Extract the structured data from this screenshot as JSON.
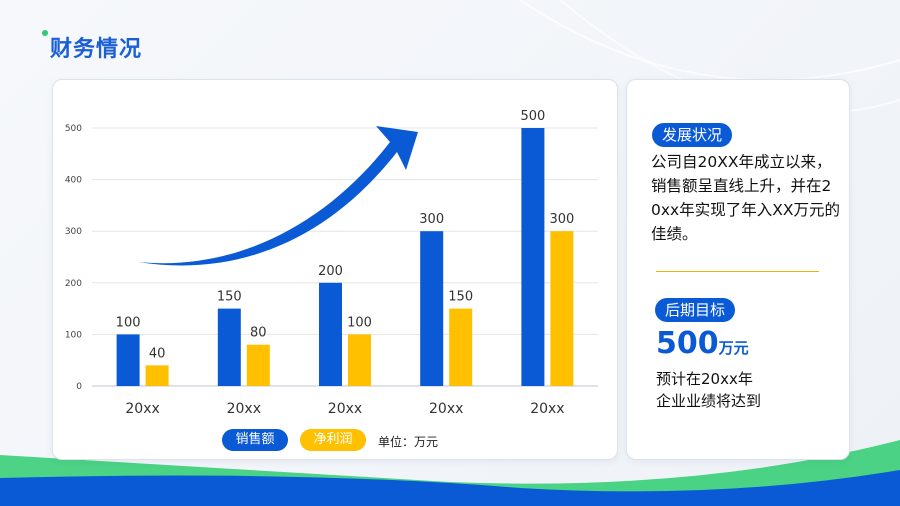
{
  "page": {
    "title": "财务情况"
  },
  "chart_data": {
    "type": "bar",
    "categories": [
      "20xx",
      "20xx",
      "20xx",
      "20xx",
      "20xx"
    ],
    "series": [
      {
        "name": "销售额",
        "values": [
          100,
          150,
          200,
          300,
          500
        ],
        "color": "#0a5ad6"
      },
      {
        "name": "净利润",
        "values": [
          40,
          80,
          100,
          150,
          300
        ],
        "color": "#ffc000"
      }
    ],
    "yticks": [
      0,
      100,
      200,
      300,
      400,
      500
    ],
    "ylim": [
      0,
      500
    ],
    "grid": true,
    "unit_label": "单位：万元",
    "legend_position": "bottom"
  },
  "side": {
    "dev_tag": "发展状况",
    "dev_text": "公司自20XX年成立以来，销售额呈直线上升，并在20xx年实现了年入XX万元的佳绩。",
    "goal_tag": "后期目标",
    "goal_number": "500",
    "goal_unit": "万元",
    "goal_text_line1": "预计在20xx年",
    "goal_text_line2": "企业业绩将达到"
  }
}
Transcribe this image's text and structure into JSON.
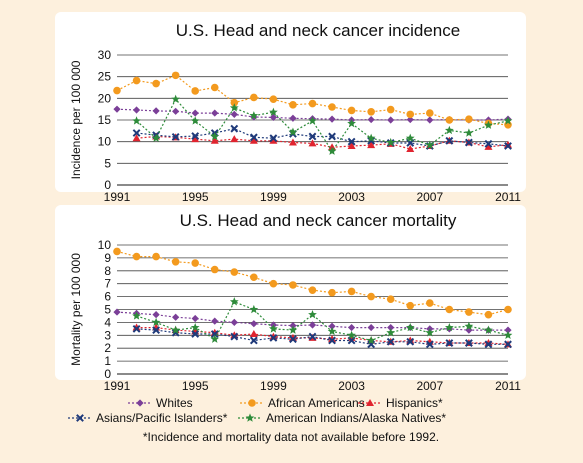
{
  "chart_data": [
    {
      "type": "line",
      "title": "U.S. Head and neck cancer incidence",
      "xlabel": "",
      "ylabel": "Incidence per 100 000",
      "ylim": [
        0,
        30
      ],
      "yticks": [
        0,
        5,
        10,
        15,
        20,
        25,
        30
      ],
      "xlim": [
        1991,
        2011
      ],
      "xticks": [
        "1991",
        "1995",
        "1999",
        "2003",
        "2007",
        "2011"
      ],
      "grid": "horizontal",
      "series": [
        {
          "name": "Whites",
          "color": "#7b3f98",
          "marker": "diamond",
          "x": [
            1991,
            1992,
            1993,
            1994,
            1995,
            1996,
            1997,
            1998,
            1999,
            2000,
            2001,
            2002,
            2003,
            2004,
            2005,
            2006,
            2007,
            2008,
            2009,
            2010,
            2011
          ],
          "y": [
            17.5,
            17.3,
            17.1,
            17.0,
            16.6,
            16.6,
            16.3,
            15.7,
            15.6,
            15.4,
            15.3,
            15.2,
            15.0,
            15.1,
            15.0,
            15.1,
            15.0,
            15.1,
            15.0,
            15.0,
            15.2
          ]
        },
        {
          "name": "African Americans",
          "color": "#f39a1e",
          "marker": "circle",
          "x": [
            1991,
            1992,
            1993,
            1994,
            1995,
            1996,
            1997,
            1998,
            1999,
            2000,
            2001,
            2002,
            2003,
            2004,
            2005,
            2006,
            2007,
            2008,
            2009,
            2010,
            2011
          ],
          "y": [
            21.8,
            24.1,
            23.4,
            25.3,
            21.7,
            22.5,
            19.0,
            20.2,
            19.8,
            18.5,
            18.8,
            18.0,
            17.2,
            16.9,
            17.4,
            16.3,
            16.6,
            15.0,
            15.2,
            14.2,
            13.9
          ]
        },
        {
          "name": "Hispanics*",
          "color": "#e0242f",
          "marker": "triangle",
          "x": [
            1992,
            1993,
            1994,
            1995,
            1996,
            1997,
            1998,
            1999,
            2000,
            2001,
            2002,
            2003,
            2004,
            2005,
            2006,
            2007,
            2008,
            2009,
            2010,
            2011
          ],
          "y": [
            10.8,
            11.2,
            11.0,
            10.6,
            10.2,
            10.6,
            10.2,
            10.2,
            9.8,
            9.6,
            8.7,
            9.0,
            9.2,
            9.5,
            8.3,
            9.0,
            10.2,
            9.8,
            8.8,
            9.3
          ]
        },
        {
          "name": "Asians/Pacific Islanders*",
          "color": "#1f3a7a",
          "marker": "x",
          "x": [
            1992,
            1993,
            1994,
            1995,
            1996,
            1997,
            1998,
            1999,
            2000,
            2001,
            2002,
            2003,
            2004,
            2005,
            2006,
            2007,
            2008,
            2009,
            2010,
            2011
          ],
          "y": [
            12.0,
            11.5,
            11.1,
            11.3,
            12.0,
            13.0,
            11.0,
            10.8,
            11.8,
            11.2,
            11.2,
            10.0,
            10.2,
            9.7,
            9.7,
            9.0,
            10.2,
            9.8,
            9.5,
            9.0
          ]
        },
        {
          "name": "American Indians/Alaska Natives*",
          "color": "#2e8b3a",
          "marker": "star",
          "x": [
            1992,
            1993,
            1994,
            1995,
            1996,
            1997,
            1998,
            1999,
            2000,
            2001,
            2002,
            2003,
            2004,
            2005,
            2006,
            2007,
            2008,
            2009,
            2010,
            2011
          ],
          "y": [
            14.8,
            10.8,
            19.8,
            14.8,
            11.2,
            17.8,
            16.0,
            16.8,
            12.2,
            14.8,
            7.8,
            14.2,
            10.8,
            9.8,
            10.8,
            9.2,
            12.6,
            12.0,
            13.8,
            14.8
          ]
        }
      ]
    },
    {
      "type": "line",
      "title": "U.S. Head and neck cancer mortality",
      "xlabel": "",
      "ylabel": "Mortality per 100 000",
      "ylim": [
        0,
        10
      ],
      "yticks": [
        0,
        1,
        2,
        3,
        4,
        5,
        6,
        7,
        8,
        9,
        10
      ],
      "xlim": [
        1991,
        2011
      ],
      "xticks": [
        "1991",
        "1995",
        "1999",
        "2003",
        "2007",
        "2011"
      ],
      "grid": "horizontal",
      "series": [
        {
          "name": "Whites",
          "color": "#7b3f98",
          "marker": "diamond",
          "x": [
            1991,
            1992,
            1993,
            1994,
            1995,
            1996,
            1997,
            1998,
            1999,
            2000,
            2001,
            2002,
            2003,
            2004,
            2005,
            2006,
            2007,
            2008,
            2009,
            2010,
            2011
          ],
          "y": [
            4.8,
            4.7,
            4.6,
            4.4,
            4.3,
            4.1,
            4.0,
            3.9,
            3.8,
            3.75,
            3.8,
            3.7,
            3.6,
            3.6,
            3.6,
            3.6,
            3.5,
            3.5,
            3.4,
            3.4,
            3.4
          ]
        },
        {
          "name": "African Americans",
          "color": "#f39a1e",
          "marker": "circle",
          "x": [
            1991,
            1992,
            1993,
            1994,
            1995,
            1996,
            1997,
            1998,
            1999,
            2000,
            2001,
            2002,
            2003,
            2004,
            2005,
            2006,
            2007,
            2008,
            2009,
            2010,
            2011
          ],
          "y": [
            9.5,
            9.1,
            9.1,
            8.7,
            8.6,
            8.1,
            7.9,
            7.5,
            7.0,
            6.9,
            6.5,
            6.3,
            6.4,
            6.0,
            5.8,
            5.3,
            5.5,
            5.0,
            4.8,
            4.6,
            5.0
          ]
        },
        {
          "name": "Hispanics*",
          "color": "#e0242f",
          "marker": "triangle",
          "x": [
            1992,
            1993,
            1994,
            1995,
            1996,
            1997,
            1998,
            1999,
            2000,
            2001,
            2002,
            2003,
            2004,
            2005,
            2006,
            2007,
            2008,
            2009,
            2010,
            2011
          ],
          "y": [
            3.6,
            3.6,
            3.4,
            3.3,
            3.2,
            3.0,
            3.1,
            2.9,
            2.8,
            2.8,
            2.7,
            2.8,
            2.6,
            2.5,
            2.6,
            2.5,
            2.4,
            2.4,
            2.4,
            2.3
          ]
        },
        {
          "name": "Asians/Pacific Islanders*",
          "color": "#1f3a7a",
          "marker": "x",
          "x": [
            1992,
            1993,
            1994,
            1995,
            1996,
            1997,
            1998,
            1999,
            2000,
            2001,
            2002,
            2003,
            2004,
            2005,
            2006,
            2007,
            2008,
            2009,
            2010,
            2011
          ],
          "y": [
            3.5,
            3.4,
            3.2,
            3.1,
            3.1,
            2.9,
            2.6,
            2.8,
            2.7,
            2.9,
            2.6,
            2.6,
            2.3,
            2.5,
            2.5,
            2.3,
            2.4,
            2.4,
            2.3,
            2.3
          ]
        },
        {
          "name": "American Indians/Alaska Natives*",
          "color": "#2e8b3a",
          "marker": "star",
          "x": [
            1992,
            1993,
            1994,
            1995,
            1996,
            1997,
            1998,
            1999,
            2000,
            2001,
            2002,
            2003,
            2004,
            2005,
            2006,
            2007,
            2008,
            2009,
            2010,
            2011
          ],
          "y": [
            4.5,
            4.0,
            3.4,
            3.6,
            2.7,
            5.6,
            5.0,
            3.5,
            3.4,
            4.6,
            3.3,
            3.0,
            2.6,
            3.2,
            3.6,
            3.2,
            3.6,
            3.7,
            3.4,
            3.0
          ]
        }
      ]
    }
  ],
  "legend": [
    {
      "name": "Whites",
      "color": "#7b3f98",
      "marker": "diamond"
    },
    {
      "name": "African Americans",
      "color": "#f39a1e",
      "marker": "circle"
    },
    {
      "name": "Hispanics*",
      "color": "#e0242f",
      "marker": "triangle"
    },
    {
      "name": "Asians/Pacific Islanders*",
      "color": "#1f3a7a",
      "marker": "x"
    },
    {
      "name": "American Indians/Alaska Natives*",
      "color": "#2e8b3a",
      "marker": "star"
    }
  ],
  "footnote": "*Incidence and mortality data not available before 1992."
}
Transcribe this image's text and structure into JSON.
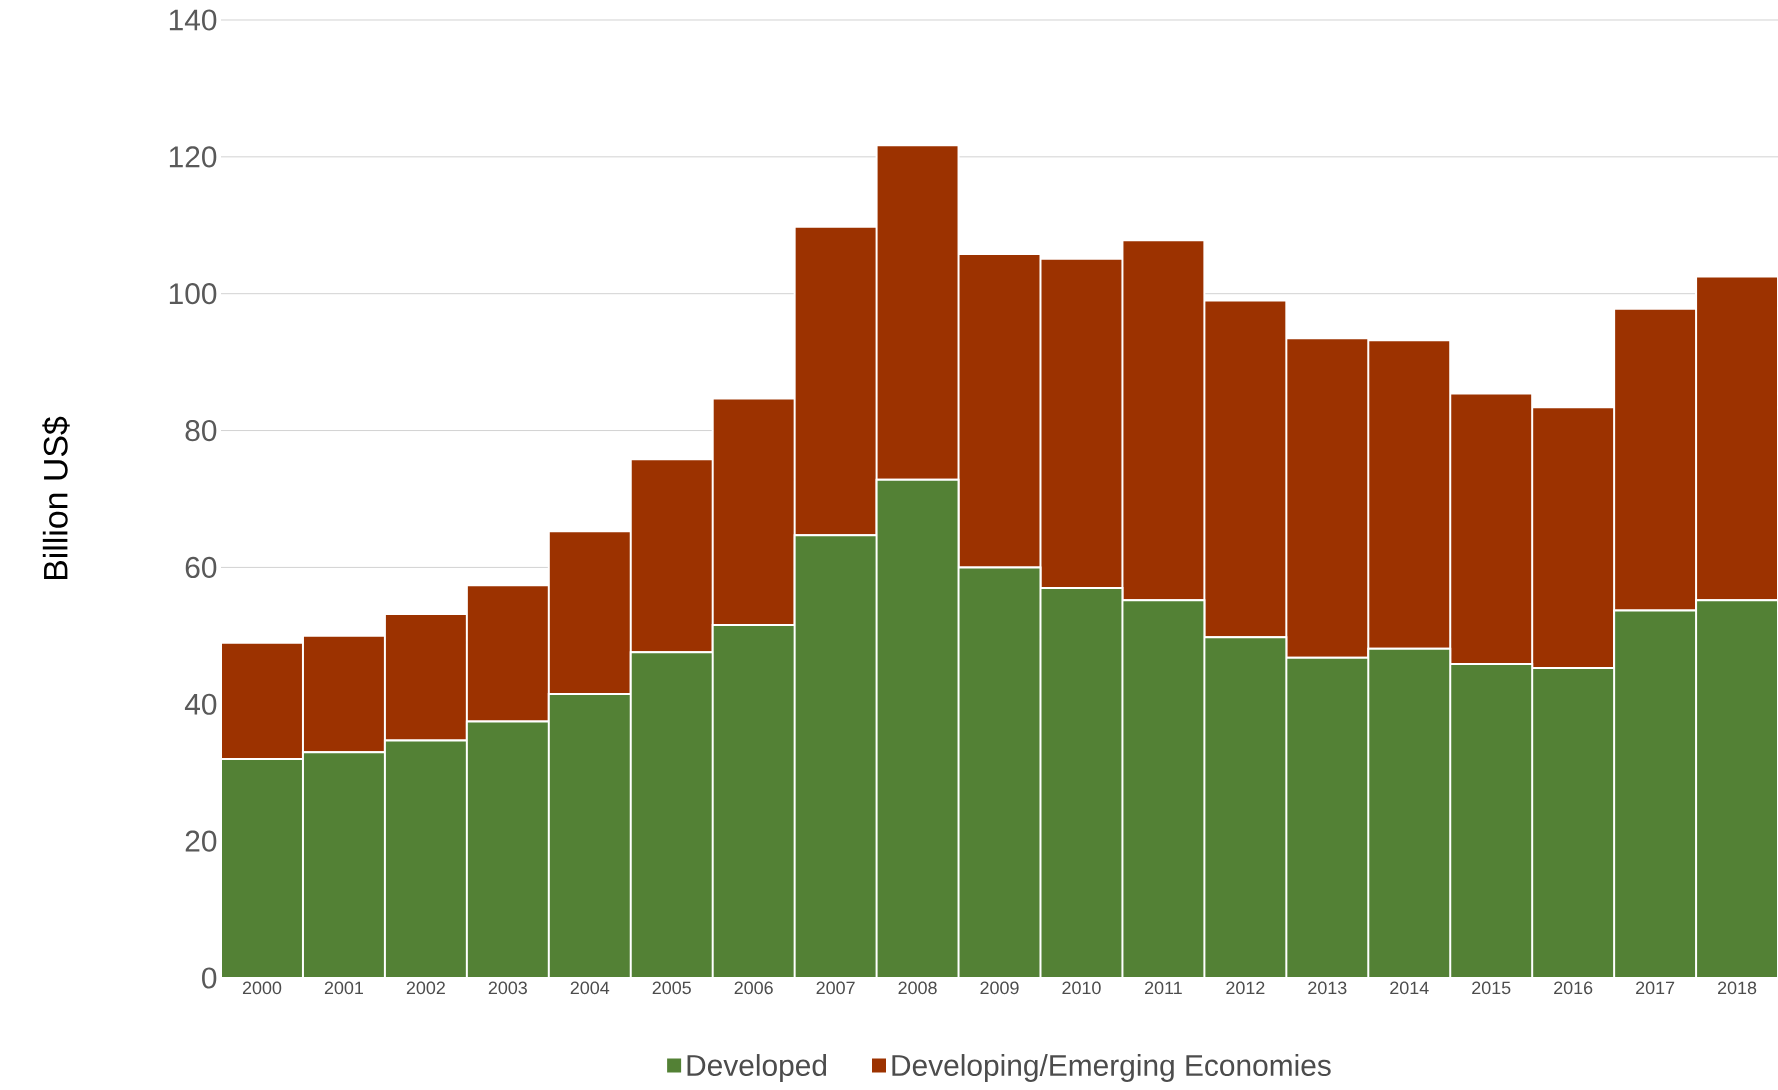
{
  "chart_data": {
    "type": "bar",
    "stacked": true,
    "ylabel": "Billion US$",
    "categories": [
      "2000",
      "2001",
      "2002",
      "2003",
      "2004",
      "2005",
      "2006",
      "2007",
      "2008",
      "2009",
      "2010",
      "2011",
      "2012",
      "2013",
      "2014",
      "2015",
      "2016",
      "2017",
      "2018"
    ],
    "series": [
      {
        "name": "Developed",
        "color": "#538135",
        "values": [
          32,
          33,
          34.7,
          37.5,
          41.5,
          47.6,
          51.6,
          64.7,
          72.8,
          60.0,
          57.0,
          55.2,
          49.8,
          46.8,
          48.1,
          45.9,
          45.3,
          53.7,
          55.2
        ]
      },
      {
        "name": "Developing/Emerging Economies",
        "color": "#9c3200",
        "values": [
          17,
          17,
          18.5,
          19.9,
          23.8,
          28.2,
          33.1,
          45.1,
          48.9,
          45.8,
          48.1,
          52.6,
          49.2,
          46.7,
          45.1,
          39.5,
          38.1,
          44.1,
          47.3
        ]
      }
    ],
    "ylim": [
      0,
      140
    ],
    "yticks": [
      0,
      20,
      40,
      60,
      80,
      100,
      120,
      140
    ],
    "grid": "y",
    "legend": "bottom"
  }
}
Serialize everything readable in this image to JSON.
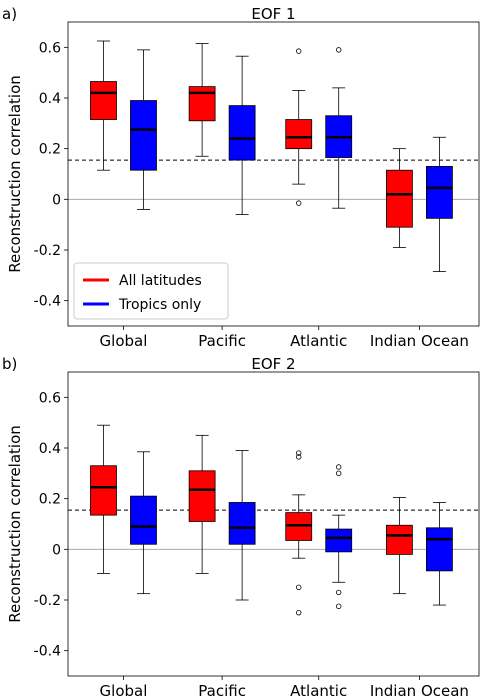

■ ■ ■ ■ ■

• Your objective: Go through the data and count each line that has the word "this", then give the total alone.

• Reply: 4